Return all the entries exactly, keeping pictures out.

■ Extracted records
━━━━━━━━━━

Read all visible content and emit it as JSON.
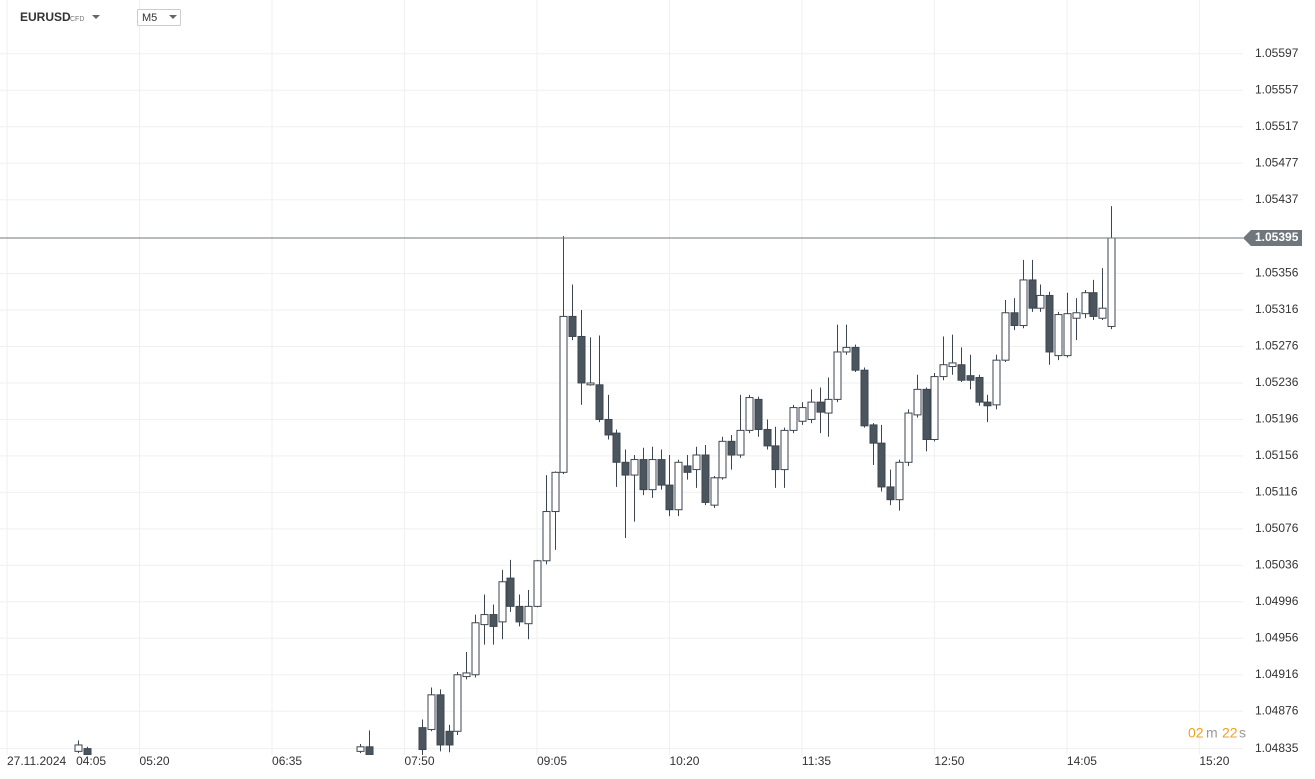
{
  "chart_data": {
    "type": "candlestick",
    "symbol": "EURUSD",
    "symbol_type": "CFD",
    "timeframe": "M5",
    "date_label": "27.11.2024",
    "x": [
      "04:45",
      "04:50",
      "07:25",
      "07:30",
      "08:00",
      "08:05",
      "08:10",
      "08:15",
      "08:20",
      "08:25",
      "08:30",
      "08:35",
      "08:40",
      "08:45",
      "08:50",
      "08:55",
      "09:00",
      "09:05",
      "09:10",
      "09:15",
      "09:20",
      "09:25",
      "09:30",
      "09:35",
      "09:40",
      "09:45",
      "09:50",
      "09:55",
      "10:00",
      "10:05",
      "10:10",
      "10:15",
      "10:20",
      "10:25",
      "10:30",
      "10:35",
      "10:40",
      "10:45",
      "10:50",
      "10:55",
      "11:00",
      "11:05",
      "11:10",
      "11:15",
      "11:20",
      "11:25",
      "11:30",
      "11:35",
      "11:40",
      "11:45",
      "11:50",
      "11:55",
      "12:00",
      "12:05",
      "12:10",
      "12:15",
      "12:20",
      "12:25",
      "12:30",
      "12:35",
      "12:40",
      "12:45",
      "12:50",
      "12:55",
      "13:00",
      "13:05",
      "13:10",
      "13:15",
      "13:20",
      "13:25",
      "13:30",
      "13:35",
      "13:40",
      "13:45",
      "13:50",
      "13:55",
      "14:00",
      "14:05",
      "14:10",
      "14:15",
      "14:20",
      "14:25",
      "14:30"
    ],
    "open": [
      1.04832,
      1.04835,
      1.04832,
      1.04837,
      1.04858,
      1.04856,
      1.04894,
      1.04854,
      1.04854,
      1.04914,
      1.04916,
      1.04971,
      1.04982,
      1.04974,
      1.05022,
      1.04991,
      1.04972,
      1.04991,
      1.05041,
      1.05095,
      1.05138,
      1.05309,
      1.05287,
      1.05234,
      1.05234,
      1.05196,
      1.05181,
      1.05149,
      1.05135,
      1.05152,
      1.05119,
      1.05152,
      1.05124,
      1.05097,
      1.05145,
      1.05141,
      1.05157,
      1.05102,
      1.05132,
      1.05172,
      1.05157,
      1.05184,
      1.05218,
      1.05185,
      1.05167,
      1.05141,
      1.05184,
      1.05194,
      1.05196,
      1.05215,
      1.05203,
      1.05218,
      1.0527,
      1.05275,
      1.0525,
      1.0519,
      1.0517,
      1.05122,
      1.05108,
      1.05149,
      1.05201,
      1.05229,
      1.05174,
      1.05243,
      1.05254,
      1.05256,
      1.05244,
      1.05242,
      1.05215,
      1.05212,
      1.05261,
      1.05313,
      1.05299,
      1.05349,
      1.05318,
      1.05332,
      1.05266,
      1.05266,
      1.05307,
      1.05312,
      1.05335,
      1.05307,
      1.05298
    ],
    "high": [
      1.04844,
      1.04837,
      1.0484,
      1.04855,
      1.04867,
      1.04902,
      1.049,
      1.04861,
      1.04919,
      1.04941,
      1.04982,
      1.05004,
      1.04993,
      1.05031,
      1.05042,
      1.05004,
      1.05009,
      1.05042,
      1.05135,
      1.05139,
      1.05397,
      1.05344,
      1.05316,
      1.05286,
      1.05288,
      1.05223,
      1.05185,
      1.05163,
      1.05157,
      1.05165,
      1.05166,
      1.05163,
      1.05157,
      1.05152,
      1.05157,
      1.05166,
      1.05168,
      1.05134,
      1.05177,
      1.05179,
      1.05223,
      1.05223,
      1.05221,
      1.05196,
      1.05188,
      1.05187,
      1.05212,
      1.05215,
      1.05229,
      1.05231,
      1.05242,
      1.053,
      1.053,
      1.05278,
      1.05253,
      1.05192,
      1.0519,
      1.05141,
      1.05152,
      1.05207,
      1.05245,
      1.05231,
      1.05247,
      1.05287,
      1.05289,
      1.05275,
      1.05267,
      1.05245,
      1.05223,
      1.05267,
      1.05327,
      1.05329,
      1.05371,
      1.05371,
      1.05344,
      1.05336,
      1.05314,
      1.05335,
      1.05329,
      1.05338,
      1.05349,
      1.05362,
      1.0543
    ],
    "low": [
      1.0483,
      1.04827,
      1.0483,
      1.04827,
      1.04828,
      1.04854,
      1.04832,
      1.04831,
      1.0485,
      1.04911,
      1.04913,
      1.04949,
      1.04949,
      1.04955,
      1.04985,
      1.04969,
      1.04955,
      1.0499,
      1.05037,
      1.05053,
      1.05136,
      1.05283,
      1.05212,
      1.05233,
      1.05193,
      1.05174,
      1.05122,
      1.05066,
      1.05084,
      1.05113,
      1.0511,
      1.05119,
      1.0509,
      1.0509,
      1.0513,
      1.05121,
      1.05102,
      1.05099,
      1.0513,
      1.05141,
      1.05154,
      1.05181,
      1.05177,
      1.05163,
      1.05121,
      1.05121,
      1.05181,
      1.0519,
      1.05192,
      1.05181,
      1.05177,
      1.05215,
      1.05267,
      1.05248,
      1.05187,
      1.05146,
      1.05117,
      1.05102,
      1.05096,
      1.05145,
      1.05198,
      1.05161,
      1.05172,
      1.05239,
      1.05245,
      1.05237,
      1.05229,
      1.05211,
      1.05193,
      1.05207,
      1.05259,
      1.05294,
      1.05296,
      1.05314,
      1.05314,
      1.05256,
      1.05261,
      1.05264,
      1.05283,
      1.05307,
      1.05305,
      1.05305,
      1.05295
    ],
    "close": [
      1.04839,
      1.04828,
      1.04837,
      1.04828,
      1.04834,
      1.04894,
      1.04839,
      1.04839,
      1.04916,
      1.04918,
      1.04973,
      1.04982,
      1.04969,
      1.05018,
      1.04991,
      1.04974,
      1.04991,
      1.05041,
      1.05095,
      1.05138,
      1.05309,
      1.05287,
      1.05236,
      1.05236,
      1.05196,
      1.05179,
      1.05149,
      1.05135,
      1.05152,
      1.05119,
      1.05152,
      1.05124,
      1.05097,
      1.05149,
      1.05138,
      1.05157,
      1.05105,
      1.05132,
      1.05172,
      1.05157,
      1.05184,
      1.0522,
      1.05185,
      1.05167,
      1.05141,
      1.05184,
      1.05209,
      1.05209,
      1.05215,
      1.05204,
      1.05218,
      1.0527,
      1.05275,
      1.0525,
      1.05189,
      1.0517,
      1.05122,
      1.05108,
      1.05149,
      1.05203,
      1.05229,
      1.05174,
      1.05243,
      1.05256,
      1.05258,
      1.05239,
      1.05239,
      1.05215,
      1.05211,
      1.05261,
      1.05313,
      1.05299,
      1.05349,
      1.05318,
      1.05332,
      1.0527,
      1.05311,
      1.05312,
      1.05313,
      1.05335,
      1.05309,
      1.05318,
      1.05395
    ],
    "up_color": "#ffffff",
    "down_color": "#4b555e",
    "outline_color": "#3c4650",
    "current_price": 1.05395,
    "current_price_color": "#6f777d",
    "countdown": {
      "minutes": "02",
      "minutes_unit": "m",
      "seconds": "22",
      "seconds_unit": "s"
    },
    "xlim": [
      "04:01",
      "15:43"
    ],
    "xticks": [
      "04:05",
      "05:20",
      "06:35",
      "07:50",
      "09:05",
      "10:20",
      "11:35",
      "12:50",
      "14:05",
      "15:20"
    ],
    "ylim": [
      1.04828,
      1.05656
    ],
    "yticks": [
      1.05597,
      1.05557,
      1.05517,
      1.05477,
      1.05437,
      1.05356,
      1.05316,
      1.05276,
      1.05236,
      1.05196,
      1.05156,
      1.05116,
      1.05076,
      1.05036,
      1.04996,
      1.04956,
      1.04916,
      1.04876,
      1.04835
    ],
    "grid": true
  }
}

━━━━━━━━━━

■ Response
Read all visible content and emit it as JSON.
{
  "chart_data": {
    "type": "candlestick",
    "symbol": "EURUSD",
    "symbol_type": "CFD",
    "timeframe": "M5",
    "date_label": "27.11.2024",
    "x": [
      "04:45",
      "04:50",
      "07:25",
      "07:30",
      "08:00",
      "08:05",
      "08:10",
      "08:15",
      "08:20",
      "08:25",
      "08:30",
      "08:35",
      "08:40",
      "08:45",
      "08:50",
      "08:55",
      "09:00",
      "09:05",
      "09:10",
      "09:15",
      "09:20",
      "09:25",
      "09:30",
      "09:35",
      "09:40",
      "09:45",
      "09:50",
      "09:55",
      "10:00",
      "10:05",
      "10:10",
      "10:15",
      "10:20",
      "10:25",
      "10:30",
      "10:35",
      "10:40",
      "10:45",
      "10:50",
      "10:55",
      "11:00",
      "11:05",
      "11:10",
      "11:15",
      "11:20",
      "11:25",
      "11:30",
      "11:35",
      "11:40",
      "11:45",
      "11:50",
      "11:55",
      "12:00",
      "12:05",
      "12:10",
      "12:15",
      "12:20",
      "12:25",
      "12:30",
      "12:35",
      "12:40",
      "12:45",
      "12:50",
      "12:55",
      "13:00",
      "13:05",
      "13:10",
      "13:15",
      "13:20",
      "13:25",
      "13:30",
      "13:35",
      "13:40",
      "13:45",
      "13:50",
      "13:55",
      "14:00",
      "14:05",
      "14:10",
      "14:15",
      "14:20",
      "14:25",
      "14:30"
    ],
    "open": [
      1.04832,
      1.04835,
      1.04832,
      1.04837,
      1.04858,
      1.04856,
      1.04894,
      1.04854,
      1.04854,
      1.04914,
      1.04916,
      1.04971,
      1.04982,
      1.04974,
      1.05022,
      1.04991,
      1.04972,
      1.04991,
      1.05041,
      1.05095,
      1.05138,
      1.05309,
      1.05287,
      1.05234,
      1.05234,
      1.05196,
      1.05181,
      1.05149,
      1.05135,
      1.05152,
      1.05119,
      1.05152,
      1.05124,
      1.05097,
      1.05145,
      1.05141,
      1.05157,
      1.05102,
      1.05132,
      1.05172,
      1.05157,
      1.05184,
      1.05218,
      1.05185,
      1.05167,
      1.05141,
      1.05184,
      1.05194,
      1.05196,
      1.05215,
      1.05203,
      1.05218,
      1.0527,
      1.05275,
      1.0525,
      1.0519,
      1.0517,
      1.05122,
      1.05108,
      1.05149,
      1.05201,
      1.05229,
      1.05174,
      1.05243,
      1.05254,
      1.05256,
      1.05244,
      1.05242,
      1.05215,
      1.05212,
      1.05261,
      1.05313,
      1.05299,
      1.05349,
      1.05318,
      1.05332,
      1.05266,
      1.05266,
      1.05307,
      1.05312,
      1.05335,
      1.05307,
      1.05298
    ],
    "high": [
      1.04844,
      1.04837,
      1.0484,
      1.04855,
      1.04867,
      1.04902,
      1.049,
      1.04861,
      1.04919,
      1.04941,
      1.04982,
      1.05004,
      1.04993,
      1.05031,
      1.05042,
      1.05004,
      1.05009,
      1.05042,
      1.05135,
      1.05139,
      1.05397,
      1.05344,
      1.05316,
      1.05286,
      1.05288,
      1.05223,
      1.05185,
      1.05163,
      1.05157,
      1.05165,
      1.05166,
      1.05163,
      1.05157,
      1.05152,
      1.05157,
      1.05166,
      1.05168,
      1.05134,
      1.05177,
      1.05179,
      1.05223,
      1.05223,
      1.05221,
      1.05196,
      1.05188,
      1.05187,
      1.05212,
      1.05215,
      1.05229,
      1.05231,
      1.05242,
      1.053,
      1.053,
      1.05278,
      1.05253,
      1.05192,
      1.0519,
      1.05141,
      1.05152,
      1.05207,
      1.05245,
      1.05231,
      1.05247,
      1.05287,
      1.05289,
      1.05275,
      1.05267,
      1.05245,
      1.05223,
      1.05267,
      1.05327,
      1.05329,
      1.05371,
      1.05371,
      1.05344,
      1.05336,
      1.05314,
      1.05335,
      1.05329,
      1.05338,
      1.05349,
      1.05362,
      1.0543
    ],
    "low": [
      1.0483,
      1.04827,
      1.0483,
      1.04827,
      1.04828,
      1.04854,
      1.04832,
      1.04831,
      1.0485,
      1.04911,
      1.04913,
      1.04949,
      1.04949,
      1.04955,
      1.04985,
      1.04969,
      1.04955,
      1.0499,
      1.05037,
      1.05053,
      1.05136,
      1.05283,
      1.05212,
      1.05233,
      1.05193,
      1.05174,
      1.05122,
      1.05066,
      1.05084,
      1.05113,
      1.0511,
      1.05119,
      1.0509,
      1.0509,
      1.0513,
      1.05121,
      1.05102,
      1.05099,
      1.0513,
      1.05141,
      1.05154,
      1.05181,
      1.05177,
      1.05163,
      1.05121,
      1.05121,
      1.05181,
      1.0519,
      1.05192,
      1.05181,
      1.05177,
      1.05215,
      1.05267,
      1.05248,
      1.05187,
      1.05146,
      1.05117,
      1.05102,
      1.05096,
      1.05145,
      1.05198,
      1.05161,
      1.05172,
      1.05239,
      1.05245,
      1.05237,
      1.05229,
      1.05211,
      1.05193,
      1.05207,
      1.05259,
      1.05294,
      1.05296,
      1.05314,
      1.05314,
      1.05256,
      1.05261,
      1.05264,
      1.05283,
      1.05307,
      1.05305,
      1.05305,
      1.05295
    ],
    "close": [
      1.04839,
      1.04828,
      1.04837,
      1.04828,
      1.04834,
      1.04894,
      1.04839,
      1.04839,
      1.04916,
      1.04918,
      1.04973,
      1.04982,
      1.04969,
      1.05018,
      1.04991,
      1.04974,
      1.04991,
      1.05041,
      1.05095,
      1.05138,
      1.05309,
      1.05287,
      1.05236,
      1.05236,
      1.05196,
      1.05179,
      1.05149,
      1.05135,
      1.05152,
      1.05119,
      1.05152,
      1.05124,
      1.05097,
      1.05149,
      1.05138,
      1.05157,
      1.05105,
      1.05132,
      1.05172,
      1.05157,
      1.05184,
      1.0522,
      1.05185,
      1.05167,
      1.05141,
      1.05184,
      1.05209,
      1.05209,
      1.05215,
      1.05204,
      1.05218,
      1.0527,
      1.05275,
      1.0525,
      1.05189,
      1.0517,
      1.05122,
      1.05108,
      1.05149,
      1.05203,
      1.05229,
      1.05174,
      1.05243,
      1.05256,
      1.05258,
      1.05239,
      1.05239,
      1.05215,
      1.05211,
      1.05261,
      1.05313,
      1.05299,
      1.05349,
      1.05318,
      1.05332,
      1.0527,
      1.05311,
      1.05312,
      1.05313,
      1.05335,
      1.05309,
      1.05318,
      1.05395
    ],
    "up_color": "#ffffff",
    "down_color": "#4b555e",
    "outline_color": "#3c4650",
    "current_price": 1.05395,
    "current_price_color": "#6f777d",
    "countdown": {
      "minutes": "02",
      "minutes_unit": "m",
      "seconds": "22",
      "seconds_unit": "s"
    },
    "xlim": [
      "04:01",
      "15:43"
    ],
    "xticks": [
      "04:05",
      "05:20",
      "06:35",
      "07:50",
      "09:05",
      "10:20",
      "11:35",
      "12:50",
      "14:05",
      "15:20"
    ],
    "ylim": [
      1.04828,
      1.05656
    ],
    "yticks": [
      1.05597,
      1.05557,
      1.05517,
      1.05477,
      1.05437,
      1.05356,
      1.05316,
      1.05276,
      1.05236,
      1.05196,
      1.05156,
      1.05116,
      1.05076,
      1.05036,
      1.04996,
      1.04956,
      1.04916,
      1.04876,
      1.04835
    ],
    "grid": true
  }
}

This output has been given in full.